• _Task directions_: Look through the material and tally each line bearing the word "which". Give only the total.

• _Records shown_:
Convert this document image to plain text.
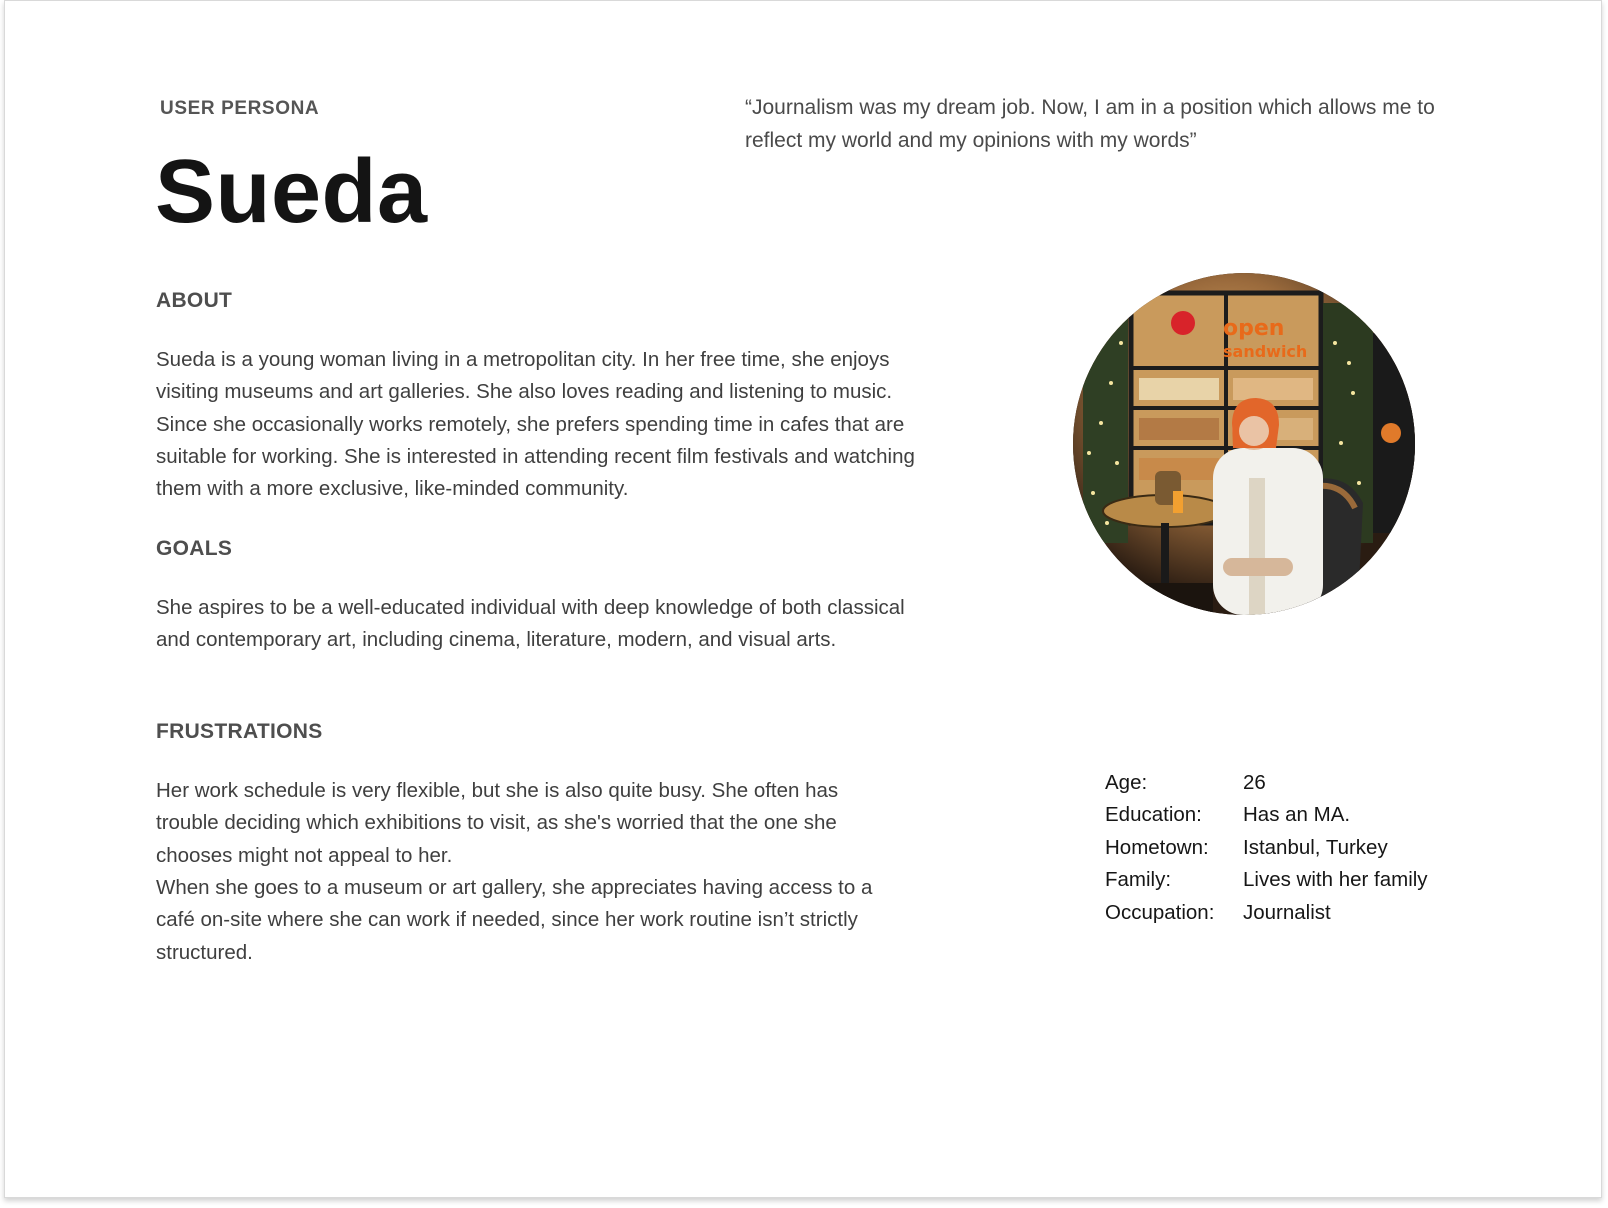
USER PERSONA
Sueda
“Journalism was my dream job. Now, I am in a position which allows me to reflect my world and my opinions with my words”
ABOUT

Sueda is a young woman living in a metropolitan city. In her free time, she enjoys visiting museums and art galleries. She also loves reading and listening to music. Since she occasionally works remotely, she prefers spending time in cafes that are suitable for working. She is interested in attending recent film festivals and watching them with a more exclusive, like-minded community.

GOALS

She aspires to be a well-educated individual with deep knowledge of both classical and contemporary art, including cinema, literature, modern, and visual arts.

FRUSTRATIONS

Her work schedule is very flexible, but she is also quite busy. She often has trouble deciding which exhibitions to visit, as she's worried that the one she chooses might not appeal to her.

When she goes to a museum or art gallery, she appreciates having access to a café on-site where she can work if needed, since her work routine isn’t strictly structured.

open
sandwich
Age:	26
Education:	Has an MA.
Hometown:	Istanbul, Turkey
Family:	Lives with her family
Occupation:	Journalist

==

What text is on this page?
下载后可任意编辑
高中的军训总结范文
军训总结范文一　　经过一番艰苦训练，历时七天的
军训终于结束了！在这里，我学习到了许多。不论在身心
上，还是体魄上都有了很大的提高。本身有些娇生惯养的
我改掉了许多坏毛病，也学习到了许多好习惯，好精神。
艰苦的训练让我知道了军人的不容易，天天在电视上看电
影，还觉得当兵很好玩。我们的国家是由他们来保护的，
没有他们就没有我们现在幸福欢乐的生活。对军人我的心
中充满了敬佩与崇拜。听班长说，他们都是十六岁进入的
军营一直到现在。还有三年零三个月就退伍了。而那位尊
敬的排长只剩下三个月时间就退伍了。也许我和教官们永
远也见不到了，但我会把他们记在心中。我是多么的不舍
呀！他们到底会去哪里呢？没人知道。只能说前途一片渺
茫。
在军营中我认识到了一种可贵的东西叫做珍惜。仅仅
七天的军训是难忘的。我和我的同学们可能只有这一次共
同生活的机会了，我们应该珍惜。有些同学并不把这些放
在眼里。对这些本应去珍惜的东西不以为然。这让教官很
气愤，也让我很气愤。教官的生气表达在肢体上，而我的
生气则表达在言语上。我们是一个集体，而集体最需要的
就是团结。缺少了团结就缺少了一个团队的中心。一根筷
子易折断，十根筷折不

---

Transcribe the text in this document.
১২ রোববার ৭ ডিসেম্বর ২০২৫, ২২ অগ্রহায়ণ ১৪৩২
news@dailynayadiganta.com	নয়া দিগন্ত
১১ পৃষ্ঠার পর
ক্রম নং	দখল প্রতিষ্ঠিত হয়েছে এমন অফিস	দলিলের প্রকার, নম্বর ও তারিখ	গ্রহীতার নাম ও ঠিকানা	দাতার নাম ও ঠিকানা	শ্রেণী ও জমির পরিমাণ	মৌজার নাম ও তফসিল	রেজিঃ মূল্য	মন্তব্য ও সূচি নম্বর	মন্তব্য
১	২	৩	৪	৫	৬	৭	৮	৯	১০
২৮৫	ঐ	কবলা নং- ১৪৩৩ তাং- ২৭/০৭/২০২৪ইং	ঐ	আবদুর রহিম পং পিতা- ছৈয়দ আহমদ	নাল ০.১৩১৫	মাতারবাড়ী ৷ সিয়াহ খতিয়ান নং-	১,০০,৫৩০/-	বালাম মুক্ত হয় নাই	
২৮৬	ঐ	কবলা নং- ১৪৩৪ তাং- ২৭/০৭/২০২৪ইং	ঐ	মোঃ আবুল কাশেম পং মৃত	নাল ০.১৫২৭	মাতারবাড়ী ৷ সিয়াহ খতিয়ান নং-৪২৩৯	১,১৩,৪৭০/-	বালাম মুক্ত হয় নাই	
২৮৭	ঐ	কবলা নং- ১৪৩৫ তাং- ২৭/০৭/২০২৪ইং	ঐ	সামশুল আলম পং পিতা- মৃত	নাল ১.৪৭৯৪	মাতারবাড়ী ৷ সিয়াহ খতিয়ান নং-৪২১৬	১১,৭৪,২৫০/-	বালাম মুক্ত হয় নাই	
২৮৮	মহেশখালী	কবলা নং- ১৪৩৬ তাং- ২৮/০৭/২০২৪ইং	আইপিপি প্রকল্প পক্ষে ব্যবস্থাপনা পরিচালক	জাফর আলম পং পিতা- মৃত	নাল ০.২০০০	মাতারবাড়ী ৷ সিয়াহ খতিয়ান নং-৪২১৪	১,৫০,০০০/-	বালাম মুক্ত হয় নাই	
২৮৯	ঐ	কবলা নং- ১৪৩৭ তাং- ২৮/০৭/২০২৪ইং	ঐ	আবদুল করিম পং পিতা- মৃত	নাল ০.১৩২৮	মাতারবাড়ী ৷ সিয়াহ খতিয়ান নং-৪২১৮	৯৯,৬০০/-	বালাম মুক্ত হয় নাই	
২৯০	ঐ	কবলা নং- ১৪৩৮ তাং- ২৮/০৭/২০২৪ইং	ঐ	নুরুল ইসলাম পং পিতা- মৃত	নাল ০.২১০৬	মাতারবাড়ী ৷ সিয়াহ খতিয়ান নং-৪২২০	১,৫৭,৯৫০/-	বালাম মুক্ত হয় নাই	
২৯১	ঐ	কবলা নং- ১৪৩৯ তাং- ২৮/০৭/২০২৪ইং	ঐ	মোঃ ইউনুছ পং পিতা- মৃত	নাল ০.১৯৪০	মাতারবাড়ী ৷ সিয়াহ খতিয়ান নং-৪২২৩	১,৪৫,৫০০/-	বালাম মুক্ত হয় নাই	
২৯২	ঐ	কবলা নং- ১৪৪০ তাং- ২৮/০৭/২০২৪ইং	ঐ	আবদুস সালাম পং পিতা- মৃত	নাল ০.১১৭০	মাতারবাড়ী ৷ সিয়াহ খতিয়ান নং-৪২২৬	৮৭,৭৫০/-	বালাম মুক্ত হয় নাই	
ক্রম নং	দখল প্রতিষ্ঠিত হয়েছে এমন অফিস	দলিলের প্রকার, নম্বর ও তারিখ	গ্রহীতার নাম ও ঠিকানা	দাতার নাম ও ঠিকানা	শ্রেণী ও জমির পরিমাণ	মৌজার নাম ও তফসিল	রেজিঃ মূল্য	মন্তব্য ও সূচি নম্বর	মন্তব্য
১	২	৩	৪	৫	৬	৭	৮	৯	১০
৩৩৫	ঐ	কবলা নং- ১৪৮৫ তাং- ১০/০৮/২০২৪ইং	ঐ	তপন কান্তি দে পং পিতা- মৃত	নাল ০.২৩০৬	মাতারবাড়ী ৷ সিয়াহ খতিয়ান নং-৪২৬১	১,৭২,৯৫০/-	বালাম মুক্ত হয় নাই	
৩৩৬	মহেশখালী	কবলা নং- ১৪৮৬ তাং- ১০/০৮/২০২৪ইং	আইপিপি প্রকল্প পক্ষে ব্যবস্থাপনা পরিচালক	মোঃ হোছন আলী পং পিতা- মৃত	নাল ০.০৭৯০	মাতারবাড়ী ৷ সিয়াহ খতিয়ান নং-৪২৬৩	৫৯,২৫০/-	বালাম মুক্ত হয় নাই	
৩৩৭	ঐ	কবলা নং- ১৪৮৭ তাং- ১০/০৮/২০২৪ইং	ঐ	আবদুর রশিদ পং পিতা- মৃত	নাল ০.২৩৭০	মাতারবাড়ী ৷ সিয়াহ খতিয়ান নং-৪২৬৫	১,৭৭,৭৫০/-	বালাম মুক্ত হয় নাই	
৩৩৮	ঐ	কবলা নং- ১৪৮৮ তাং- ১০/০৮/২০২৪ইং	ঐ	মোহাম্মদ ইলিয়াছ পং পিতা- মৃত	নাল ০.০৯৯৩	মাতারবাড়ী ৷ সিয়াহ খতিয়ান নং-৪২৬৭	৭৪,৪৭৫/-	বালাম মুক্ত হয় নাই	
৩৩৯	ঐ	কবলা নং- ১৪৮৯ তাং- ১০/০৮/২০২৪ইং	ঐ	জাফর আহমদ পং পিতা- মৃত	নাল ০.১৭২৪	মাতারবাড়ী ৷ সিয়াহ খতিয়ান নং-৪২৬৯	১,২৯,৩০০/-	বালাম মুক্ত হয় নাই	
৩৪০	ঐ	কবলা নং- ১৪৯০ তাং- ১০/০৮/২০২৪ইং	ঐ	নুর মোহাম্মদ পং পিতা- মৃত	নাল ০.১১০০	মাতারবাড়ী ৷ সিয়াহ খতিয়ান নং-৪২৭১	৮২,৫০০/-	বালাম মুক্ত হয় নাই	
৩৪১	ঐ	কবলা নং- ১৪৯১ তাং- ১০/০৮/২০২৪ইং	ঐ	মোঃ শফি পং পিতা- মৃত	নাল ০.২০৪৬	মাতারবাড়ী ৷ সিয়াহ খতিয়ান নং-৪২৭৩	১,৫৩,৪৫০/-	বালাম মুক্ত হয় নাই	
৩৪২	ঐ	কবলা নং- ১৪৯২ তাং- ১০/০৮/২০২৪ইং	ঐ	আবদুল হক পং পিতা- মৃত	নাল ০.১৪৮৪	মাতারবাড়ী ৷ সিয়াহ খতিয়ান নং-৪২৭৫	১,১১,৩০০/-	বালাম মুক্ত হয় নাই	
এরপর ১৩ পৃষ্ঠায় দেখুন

• _Task response_: 2